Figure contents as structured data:

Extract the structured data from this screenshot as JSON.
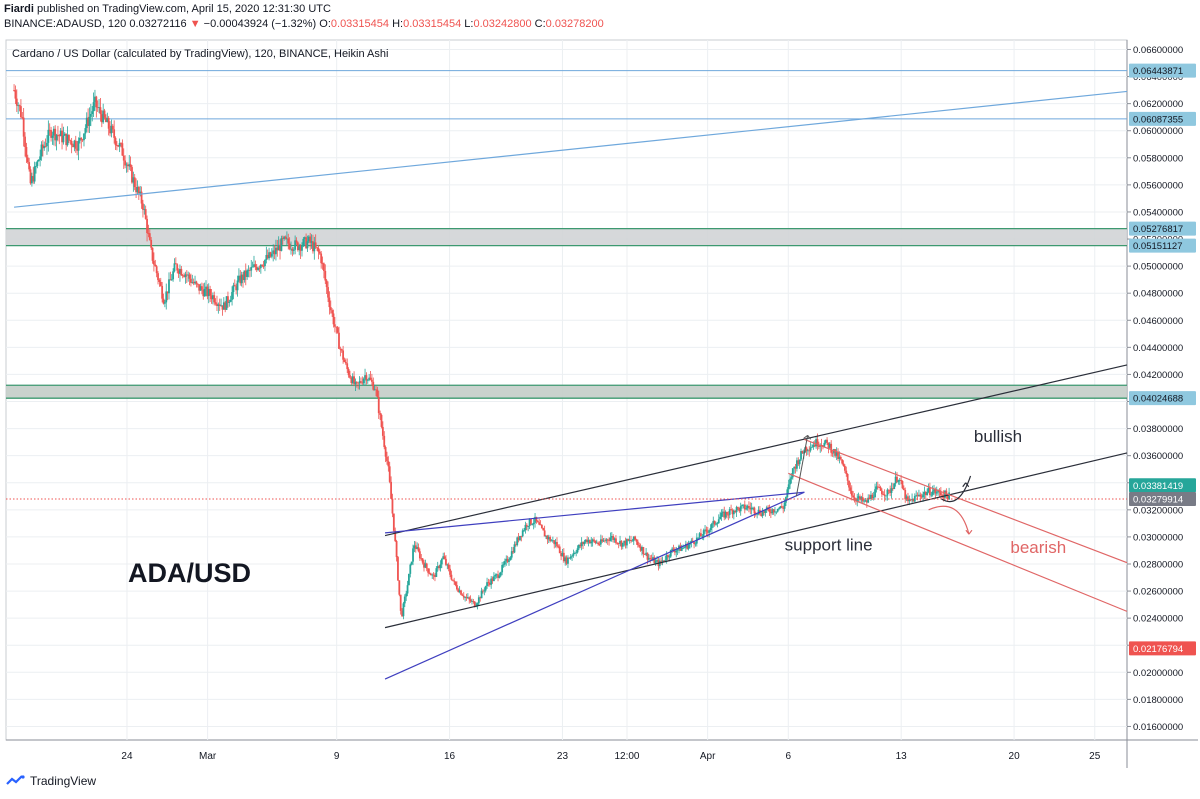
{
  "header": {
    "publisher": "Fiardi",
    "published_text": "published on TradingView.com, April 15, 2020 12:31:30 UTC",
    "symbol": "BINANCE:ADAUSD, 120",
    "last": "0.03272116",
    "change_arrow": "▼",
    "change": "−0.00043924 (−1.32%)",
    "o_label": "O:",
    "o_value": "0.03315454",
    "h_label": "H:",
    "h_value": "0.03315454",
    "l_label": "L:",
    "l_value": "0.03242800",
    "c_label": "C:",
    "c_value": "0.03278200"
  },
  "chart_data": {
    "type": "candlestick",
    "title": "Cardano / US Dollar (calculated by TradingView), 120, BINANCE, Heikin Ashi",
    "watermark": "ADA/USD",
    "x_ticks": [
      {
        "label": "24",
        "day": 24
      },
      {
        "label": "Mar",
        "day": 29
      },
      {
        "label": "9",
        "day": 37
      },
      {
        "label": "16",
        "day": 44
      },
      {
        "label": "23",
        "day": 51
      },
      {
        "label": "12:00",
        "day": 55
      },
      {
        "label": "Apr",
        "day": 60
      },
      {
        "label": "6",
        "day": 65
      },
      {
        "label": "13",
        "day": 72
      },
      {
        "label": "20",
        "day": 79
      },
      {
        "label": "25",
        "day": 84
      }
    ],
    "y_ticks": [
      "0.06600000",
      "0.06400000",
      "0.06200000",
      "0.06000000",
      "0.05800000",
      "0.05600000",
      "0.05400000",
      "0.05200000",
      "0.05000000",
      "0.04800000",
      "0.04600000",
      "0.04400000",
      "0.04200000",
      "0.04000000",
      "0.03800000",
      "0.03600000",
      "0.03400000",
      "0.03200000",
      "0.03000000",
      "0.02800000",
      "0.02600000",
      "0.02400000",
      "0.02200000",
      "0.02000000",
      "0.01800000",
      "0.01600000"
    ],
    "ylim": [
      0.015,
      0.0667
    ],
    "grid": true,
    "price_markers": [
      {
        "label": "0.06443871",
        "value": 0.06443871,
        "color": "#8fc8df"
      },
      {
        "label": "0.06087355",
        "value": 0.06087355,
        "color": "#8fc8df"
      },
      {
        "label": "0.05276817",
        "value": 0.05276817,
        "color": "#8fc8df"
      },
      {
        "label": "0.05151127",
        "value": 0.05151127,
        "color": "#8fc8df"
      },
      {
        "label": "0.04024688",
        "value": 0.04024688,
        "color": "#8fc8df"
      },
      {
        "label": "0.03381419",
        "value": 0.03381419,
        "color": "#26a69a"
      },
      {
        "label": "0.03279914",
        "value": 0.03279914,
        "color": "#787b86"
      },
      {
        "label": "0.02176794",
        "value": 0.02176794,
        "color": "#ef5350"
      }
    ],
    "zones": [
      {
        "from": 0.05151127,
        "to": 0.05276817,
        "fill": "#d1d4d6",
        "border": "#3d9970"
      },
      {
        "from": 0.04024688,
        "to": 0.0412,
        "fill": "#c3cdc8",
        "border": "#3d9970"
      }
    ],
    "horizontal_lines": [
      {
        "value": 0.06443871,
        "color": "#6fa8dc"
      },
      {
        "value": 0.06087355,
        "color": "#6fa8dc"
      }
    ],
    "trend_lines": [
      {
        "name": "upper-blue-trend",
        "d1": 17,
        "p1": 0.05435,
        "d2": 86,
        "p2": 0.0629,
        "color": "#6fa8dc"
      },
      {
        "name": "channel-upper",
        "d1": 40,
        "p1": 0.0301,
        "d2": 86,
        "p2": 0.0427,
        "color": "#2a2e39"
      },
      {
        "name": "channel-lower",
        "d1": 40,
        "p1": 0.0233,
        "d2": 86,
        "p2": 0.0362,
        "color": "#2a2e39"
      },
      {
        "name": "wedge-upper",
        "d1": 40,
        "p1": 0.0303,
        "d2": 66,
        "p2": 0.0333,
        "color": "#3f3fbf"
      },
      {
        "name": "wedge-lower",
        "d1": 40,
        "p1": 0.0195,
        "d2": 66,
        "p2": 0.0333,
        "color": "#3f3fbf"
      },
      {
        "name": "bear-channel-upper",
        "d1": 66,
        "p1": 0.0372,
        "d2": 86,
        "p2": 0.0281,
        "color": "#e06666"
      },
      {
        "name": "bear-channel-lower",
        "d1": 65,
        "p1": 0.0347,
        "d2": 86,
        "p2": 0.0245,
        "color": "#e06666"
      }
    ],
    "annotations": [
      {
        "text": "bullish",
        "day": 78,
        "price": 0.037,
        "color": "#2a2e39"
      },
      {
        "text": "support line",
        "day": 67.5,
        "price": 0.029,
        "color": "#2a2e39"
      },
      {
        "text": "bearish",
        "day": 80.5,
        "price": 0.0288,
        "color": "#e06666"
      }
    ],
    "day_range": [
      16.5,
      86
    ],
    "path_points": [
      [
        17,
        0.063
      ],
      [
        17.5,
        0.061
      ],
      [
        18,
        0.056
      ],
      [
        18.7,
        0.0585
      ],
      [
        19.3,
        0.06
      ],
      [
        20,
        0.0595
      ],
      [
        21,
        0.059
      ],
      [
        22,
        0.062
      ],
      [
        22.5,
        0.061
      ],
      [
        23,
        0.06
      ],
      [
        23.7,
        0.0585
      ],
      [
        24.5,
        0.056
      ],
      [
        25,
        0.0545
      ],
      [
        25.5,
        0.051
      ],
      [
        26.3,
        0.0475
      ],
      [
        27,
        0.05
      ],
      [
        27.6,
        0.0495
      ],
      [
        28.3,
        0.0485
      ],
      [
        29.3,
        0.0478
      ],
      [
        30,
        0.047
      ],
      [
        31,
        0.049
      ],
      [
        32,
        0.05
      ],
      [
        33,
        0.0508
      ],
      [
        33.7,
        0.0518
      ],
      [
        34.5,
        0.0515
      ],
      [
        35.3,
        0.0518
      ],
      [
        36,
        0.0508
      ],
      [
        36.6,
        0.047
      ],
      [
        37.2,
        0.044
      ],
      [
        37.6,
        0.0425
      ],
      [
        38.2,
        0.041
      ],
      [
        38.8,
        0.042
      ],
      [
        39.4,
        0.041
      ],
      [
        39.8,
        0.038
      ],
      [
        40.2,
        0.035
      ],
      [
        40.6,
        0.03
      ],
      [
        41,
        0.024
      ],
      [
        41.4,
        0.0265
      ],
      [
        41.8,
        0.0295
      ],
      [
        42.4,
        0.028
      ],
      [
        43,
        0.027
      ],
      [
        43.6,
        0.0285
      ],
      [
        44.3,
        0.0265
      ],
      [
        45,
        0.0255
      ],
      [
        45.6,
        0.025
      ],
      [
        46.3,
        0.0265
      ],
      [
        47,
        0.0272
      ],
      [
        47.7,
        0.0285
      ],
      [
        48.3,
        0.03
      ],
      [
        48.8,
        0.031
      ],
      [
        49.3,
        0.0312
      ],
      [
        50,
        0.03
      ],
      [
        50.6,
        0.0295
      ],
      [
        51.2,
        0.0282
      ],
      [
        51.8,
        0.029
      ],
      [
        52.5,
        0.0298
      ],
      [
        53.3,
        0.0295
      ],
      [
        54,
        0.03
      ],
      [
        54.7,
        0.0295
      ],
      [
        55.5,
        0.0298
      ],
      [
        56.3,
        0.0285
      ],
      [
        57,
        0.028
      ],
      [
        57.8,
        0.029
      ],
      [
        58.5,
        0.0292
      ],
      [
        59.3,
        0.0298
      ],
      [
        60,
        0.0305
      ],
      [
        60.8,
        0.0315
      ],
      [
        61.6,
        0.032
      ],
      [
        62.5,
        0.0322
      ],
      [
        63.3,
        0.0318
      ],
      [
        64,
        0.032
      ],
      [
        64.7,
        0.0322
      ],
      [
        65.3,
        0.035
      ],
      [
        66,
        0.0365
      ],
      [
        66.8,
        0.037
      ],
      [
        67.5,
        0.0368
      ],
      [
        68.3,
        0.0355
      ],
      [
        69,
        0.033
      ],
      [
        69.8,
        0.0325
      ],
      [
        70.5,
        0.0335
      ],
      [
        71.2,
        0.0332
      ],
      [
        71.8,
        0.0345
      ],
      [
        72.4,
        0.0325
      ],
      [
        73,
        0.033
      ],
      [
        73.8,
        0.0334
      ],
      [
        74.5,
        0.0332
      ],
      [
        75,
        0.033
      ]
    ],
    "dotted_price": 0.03279914
  }
}
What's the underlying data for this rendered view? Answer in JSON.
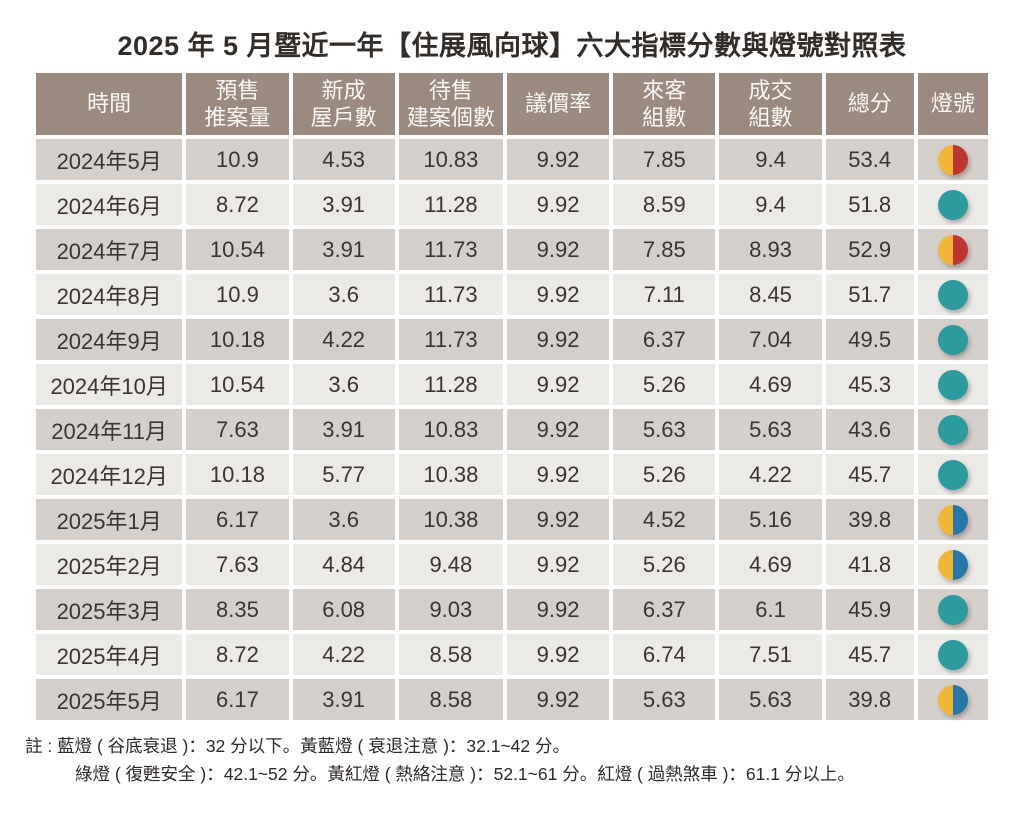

**Objective**.
Track down every line with the word "JSON" and copy it.

**Response below**.
Extract the structured data from this screenshot as JSON.
What's the underlying data for this rendered view? Answer in JSON.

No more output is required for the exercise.